» GIVEN REQUEST
Every entry must be copied word for word.

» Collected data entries
########

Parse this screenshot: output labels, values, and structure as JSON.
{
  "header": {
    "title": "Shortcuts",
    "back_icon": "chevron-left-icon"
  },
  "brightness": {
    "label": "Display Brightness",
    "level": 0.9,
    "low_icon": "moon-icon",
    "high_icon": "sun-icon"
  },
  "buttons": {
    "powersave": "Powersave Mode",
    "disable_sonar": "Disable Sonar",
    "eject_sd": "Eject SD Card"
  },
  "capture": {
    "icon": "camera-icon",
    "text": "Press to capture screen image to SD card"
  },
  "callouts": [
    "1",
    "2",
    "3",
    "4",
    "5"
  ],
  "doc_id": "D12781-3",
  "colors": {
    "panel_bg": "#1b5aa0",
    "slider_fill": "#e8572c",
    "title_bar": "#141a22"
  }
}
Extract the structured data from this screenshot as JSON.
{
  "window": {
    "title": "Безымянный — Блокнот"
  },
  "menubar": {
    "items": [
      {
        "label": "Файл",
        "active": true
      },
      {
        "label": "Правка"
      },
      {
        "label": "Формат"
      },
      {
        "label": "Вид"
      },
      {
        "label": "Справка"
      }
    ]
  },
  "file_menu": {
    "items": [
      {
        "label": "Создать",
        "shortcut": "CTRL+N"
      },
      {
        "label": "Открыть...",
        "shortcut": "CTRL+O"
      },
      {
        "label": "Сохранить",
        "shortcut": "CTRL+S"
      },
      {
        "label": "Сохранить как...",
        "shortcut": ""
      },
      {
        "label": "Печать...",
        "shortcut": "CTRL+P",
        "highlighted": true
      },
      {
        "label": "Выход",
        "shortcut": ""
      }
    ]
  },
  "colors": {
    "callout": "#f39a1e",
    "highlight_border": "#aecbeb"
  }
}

########

» EXERCISE RESPONSE
Parse this screenshot: output labels, values, and structure as JSON.
{
  "header": {
    "title": "Shortcuts",
    "back_icon": "chevron-left-icon"
  },
  "brightness": {
    "label": "Display Brightness",
    "level": 0.9,
    "low_icon": "moon-icon",
    "high_icon": "sun-icon"
  },
  "buttons": {
    "powersave": "Powersave Mode",
    "disable_sonar": "Disable Sonar",
    "eject_sd": "Eject SD Card"
  },
  "capture": {
    "icon": "camera-icon",
    "text": "Press to capture screen image to SD card"
  },
  "callouts": [
    "1",
    "2",
    "3",
    "4",
    "5"
  ],
  "doc_id": "D12781-3",
  "colors": {
    "panel_bg": "#1b5aa0",
    "slider_fill": "#e8572c",
    "title_bar": "#141a22"
  }
}
Extract the structured data from this screenshot as JSON.
{
  "window": {
    "title": "Безымянный — Блокнот"
  },
  "menubar": {
    "items": [
      {
        "label": "Файл",
        "active": true
      },
      {
        "label": "Правка"
      },
      {
        "label": "Формат"
      },
      {
        "label": "Вид"
      },
      {
        "label": "Справка"
      }
    ]
  },
  "file_menu": {
    "items": [
      {
        "label": "Создать",
        "shortcut": "CTRL+N"
      },
      {
        "label": "Открыть...",
        "shortcut": "CTRL+O"
      },
      {
        "label": "Сохранить",
        "shortcut": "CTRL+S"
      },
      {
        "label": "Сохранить как...",
        "shortcut": ""
      },
      {
        "label": "Печать...",
        "shortcut": "CTRL+P",
        "highlighted": true
      },
      {
        "label": "Выход",
        "shortcut": ""
      }
    ]
  },
  "colors": {
    "callout": "#f39a1e",
    "highlight_border": "#aecbeb"
  }
}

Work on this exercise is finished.